EXERCISE PROMPT :: Exactly reproduce the entries, dropping any pictures from your copy.
== EXTRACTED DATA
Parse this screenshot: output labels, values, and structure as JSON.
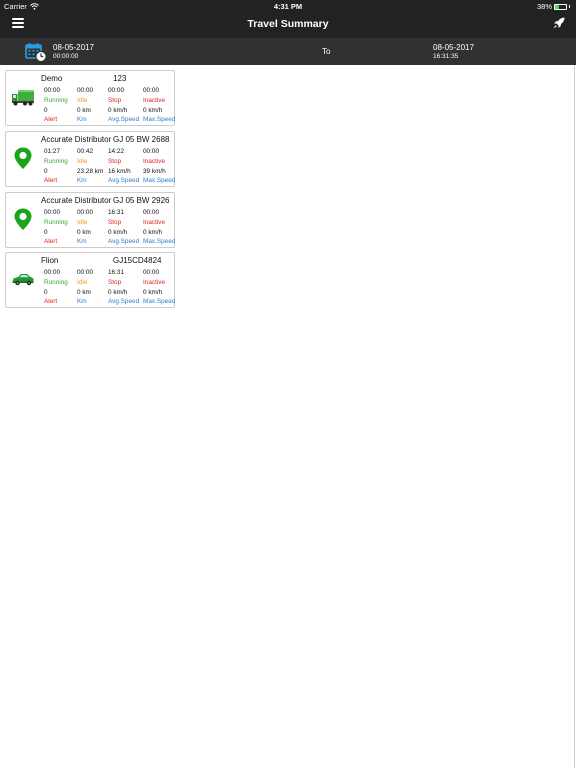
{
  "status_bar": {
    "carrier": "Carrier",
    "time": "4:31 PM",
    "battery_text": "38%",
    "battery_level": 0.38
  },
  "nav": {
    "title": "Travel Summary",
    "menu_icon": "hamburger-menu-icon",
    "action_icon": "rocket-icon"
  },
  "date_range": {
    "from_date": "08-05-2017",
    "from_time": "00:00:00",
    "to_label": "To",
    "to_date": "08-05-2017",
    "to_time": "16:31:35",
    "calendar_icon": "calendar-clock-icon"
  },
  "colors": {
    "running": "#3fa535",
    "idle": "#f19a1f",
    "stop_inactive_alert": "#e2221b",
    "km_speed": "#2f7ec7"
  },
  "labels": {
    "running": "Running",
    "idle": "Idle",
    "stop": "Stop",
    "inactive": "Inactive",
    "alert": "Alert",
    "km": "Km",
    "avg_speed": "Avg.Speed",
    "max_speed": "Max.Speed"
  },
  "vehicles": [
    {
      "name": "Demo",
      "plate": "123",
      "icon": "green-truck-icon",
      "running": "00:00",
      "idle": "00:00",
      "stop": "00:00",
      "inactive": "00:00",
      "alert": "0",
      "km": "0 km",
      "avg_speed": "0 km/h",
      "max_speed": "0 km/h"
    },
    {
      "name": "Accurate Distributor",
      "plate": "GJ 05 BW 2688",
      "icon": "map-pin-icon",
      "running": "01:27",
      "idle": "00:42",
      "stop": "14:22",
      "inactive": "00:00",
      "alert": "0",
      "km": "23.28 km",
      "avg_speed": "16 km/h",
      "max_speed": "39 km/h"
    },
    {
      "name": "Accurate Distributor",
      "plate": "GJ 05 BW 2926",
      "icon": "map-pin-icon",
      "running": "00:00",
      "idle": "00:00",
      "stop": "16:31",
      "inactive": "00:00",
      "alert": "0",
      "km": "0 km",
      "avg_speed": "0 km/h",
      "max_speed": "0 km/h"
    },
    {
      "name": "Flion",
      "plate": "GJ15CD4824",
      "icon": "green-car-icon",
      "running": "00:00",
      "idle": "00:00",
      "stop": "16:31",
      "inactive": "00:00",
      "alert": "0",
      "km": "0 km",
      "avg_speed": "0 km/h",
      "max_speed": "0 km/h"
    }
  ]
}
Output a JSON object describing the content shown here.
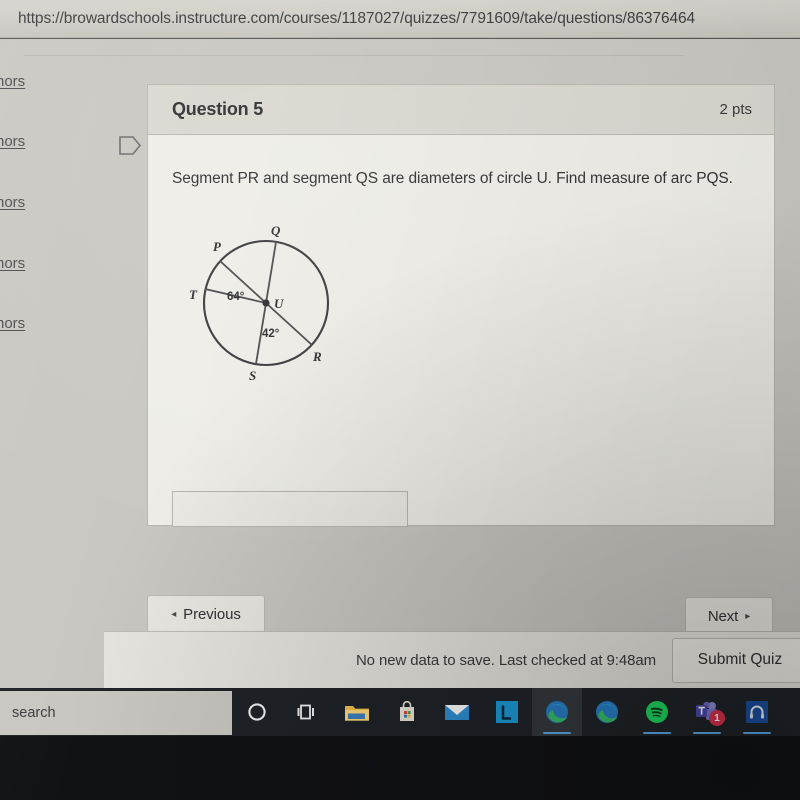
{
  "browser": {
    "url": "https://browardschools.instructure.com/courses/1187027/quizzes/7791609/take/questions/86376464"
  },
  "left_nav": {
    "items": [
      {
        "label": "nors"
      },
      {
        "label": "nors"
      },
      {
        "label": "nors"
      },
      {
        "label": "nors"
      },
      {
        "label": "nors"
      }
    ]
  },
  "question": {
    "flag_icon": "flag-tag-icon",
    "title": "Question 5",
    "points": "2 pts",
    "text": "Segment PR and segment QS are diameters of circle U. Find measure of arc PQS.",
    "answer_value": "",
    "answer_placeholder": ""
  },
  "figure": {
    "description": "Circle U with diameters PR and QS, plus radius UT",
    "center_label": "U",
    "points": [
      {
        "label": "P"
      },
      {
        "label": "Q"
      },
      {
        "label": "T"
      },
      {
        "label": "S"
      },
      {
        "label": "R"
      }
    ],
    "angles": [
      {
        "label": "64°",
        "between": "P-U-T"
      },
      {
        "label": "42°",
        "between": "S-U-R"
      }
    ]
  },
  "navigation": {
    "previous_label": "Previous",
    "previous_caret": "◂",
    "next_label": "Next",
    "next_caret": "▸"
  },
  "status_bar": {
    "save_text": "No new data to save. Last checked at 9:48am",
    "submit_label": "Submit Quiz"
  },
  "taskbar": {
    "search_placeholder": "search",
    "items": [
      {
        "name": "cortana-icon",
        "label": "Cortana"
      },
      {
        "name": "task-view-icon",
        "label": "Task View"
      },
      {
        "name": "file-explorer-icon",
        "label": "File Explorer"
      },
      {
        "name": "microsoft-store-icon",
        "label": "Microsoft Store"
      },
      {
        "name": "mail-icon",
        "label": "Mail"
      },
      {
        "name": "lanschool-icon",
        "label": "L"
      },
      {
        "name": "edge-icon",
        "label": "Microsoft Edge"
      },
      {
        "name": "edge-icon",
        "label": "Microsoft Edge"
      },
      {
        "name": "spotify-icon",
        "label": "Spotify"
      },
      {
        "name": "teams-icon",
        "label": "Microsoft Teams",
        "badge": "1"
      },
      {
        "name": "headset-app-icon",
        "label": "Headset App"
      }
    ]
  },
  "colors": {
    "page_background": "#c9c7c1",
    "card_background": "#eeede7",
    "card_header": "#d9d7cf",
    "taskbar": "#1f2328",
    "accent_underline": "#5aa9e6",
    "badge_red": "#d8314b"
  }
}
====
IN RESPONSE ::
Parse this screenshot: output labels, values, and structure as JSON.
{
  "status_bar": {
    "carrier": "Carrier",
    "time": "4:31 PM",
    "battery_text": "38%",
    "battery_level": 0.38
  },
  "nav": {
    "title": "Travel Summary",
    "menu_icon": "hamburger-menu-icon",
    "action_icon": "rocket-icon"
  },
  "date_range": {
    "from_date": "08-05-2017",
    "from_time": "00:00:00",
    "to_label": "To",
    "to_date": "08-05-2017",
    "to_time": "16:31:35",
    "calendar_icon": "calendar-clock-icon"
  },
  "colors": {
    "running": "#3fa535",
    "idle": "#f19a1f",
    "stop_inactive_alert": "#e2221b",
    "km_speed": "#2f7ec7"
  },
  "labels": {
    "running": "Running",
    "idle": "Idle",
    "stop": "Stop",
    "inactive": "Inactive",
    "alert": "Alert",
    "km": "Km",
    "avg_speed": "Avg.Speed",
    "max_speed": "Max.Speed"
  },
  "vehicles": [
    {
      "name": "Demo",
      "plate": "123",
      "icon": "green-truck-icon",
      "running": "00:00",
      "idle": "00:00",
      "stop": "00:00",
      "inactive": "00:00",
      "alert": "0",
      "km": "0 km",
      "avg_speed": "0 km/h",
      "max_speed": "0 km/h"
    },
    {
      "name": "Accurate Distributor",
      "plate": "GJ 05 BW 2688",
      "icon": "map-pin-icon",
      "running": "01:27",
      "idle": "00:42",
      "stop": "14:22",
      "inactive": "00:00",
      "alert": "0",
      "km": "23.28 km",
      "avg_speed": "16 km/h",
      "max_speed": "39 km/h"
    },
    {
      "name": "Accurate Distributor",
      "plate": "GJ 05 BW 2926",
      "icon": "map-pin-icon",
      "running": "00:00",
      "idle": "00:00",
      "stop": "16:31",
      "inactive": "00:00",
      "alert": "0",
      "km": "0 km",
      "avg_speed": "0 km/h",
      "max_speed": "0 km/h"
    },
    {
      "name": "Flion",
      "plate": "GJ15CD4824",
      "icon": "green-car-icon",
      "running": "00:00",
      "idle": "00:00",
      "stop": "16:31",
      "inactive": "00:00",
      "alert": "0",
      "km": "0 km",
      "avg_speed": "0 km/h",
      "max_speed": "0 km/h"
    }
  ]
}
Output a JSON object describing the content shown here.
{
  "browser": {
    "url": "https://browardschools.instructure.com/courses/1187027/quizzes/7791609/take/questions/86376464"
  },
  "left_nav": {
    "items": [
      {
        "label": "nors"
      },
      {
        "label": "nors"
      },
      {
        "label": "nors"
      },
      {
        "label": "nors"
      },
      {
        "label": "nors"
      }
    ]
  },
  "question": {
    "flag_icon": "flag-tag-icon",
    "title": "Question 5",
    "points": "2 pts",
    "text": "Segment PR and segment QS are diameters of circle U. Find measure of arc PQS.",
    "answer_value": "",
    "answer_placeholder": ""
  },
  "figure": {
    "description": "Circle U with diameters PR and QS, plus radius UT",
    "center_label": "U",
    "points": [
      {
        "label": "P"
      },
      {
        "label": "Q"
      },
      {
        "label": "T"
      },
      {
        "label": "S"
      },
      {
        "label": "R"
      }
    ],
    "angles": [
      {
        "label": "64°",
        "between": "P-U-T"
      },
      {
        "label": "42°",
        "between": "S-U-R"
      }
    ]
  },
  "navigation": {
    "previous_label": "Previous",
    "previous_caret": "◂",
    "next_label": "Next",
    "next_caret": "▸"
  },
  "status_bar": {
    "save_text": "No new data to save. Last checked at 9:48am",
    "submit_label": "Submit Quiz"
  },
  "taskbar": {
    "search_placeholder": "search",
    "items": [
      {
        "name": "cortana-icon",
        "label": "Cortana"
      },
      {
        "name": "task-view-icon",
        "label": "Task View"
      },
      {
        "name": "file-explorer-icon",
        "label": "File Explorer"
      },
      {
        "name": "microsoft-store-icon",
        "label": "Microsoft Store"
      },
      {
        "name": "mail-icon",
        "label": "Mail"
      },
      {
        "name": "lanschool-icon",
        "label": "L"
      },
      {
        "name": "edge-icon",
        "label": "Microsoft Edge"
      },
      {
        "name": "edge-icon",
        "label": "Microsoft Edge"
      },
      {
        "name": "spotify-icon",
        "label": "Spotify"
      },
      {
        "name": "teams-icon",
        "label": "Microsoft Teams",
        "badge": "1"
      },
      {
        "name": "headset-app-icon",
        "label": "Headset App"
      }
    ]
  },
  "colors": {
    "page_background": "#c9c7c1",
    "card_background": "#eeede7",
    "card_header": "#d9d7cf",
    "taskbar": "#1f2328",
    "accent_underline": "#5aa9e6",
    "badge_red": "#d8314b"
  }
}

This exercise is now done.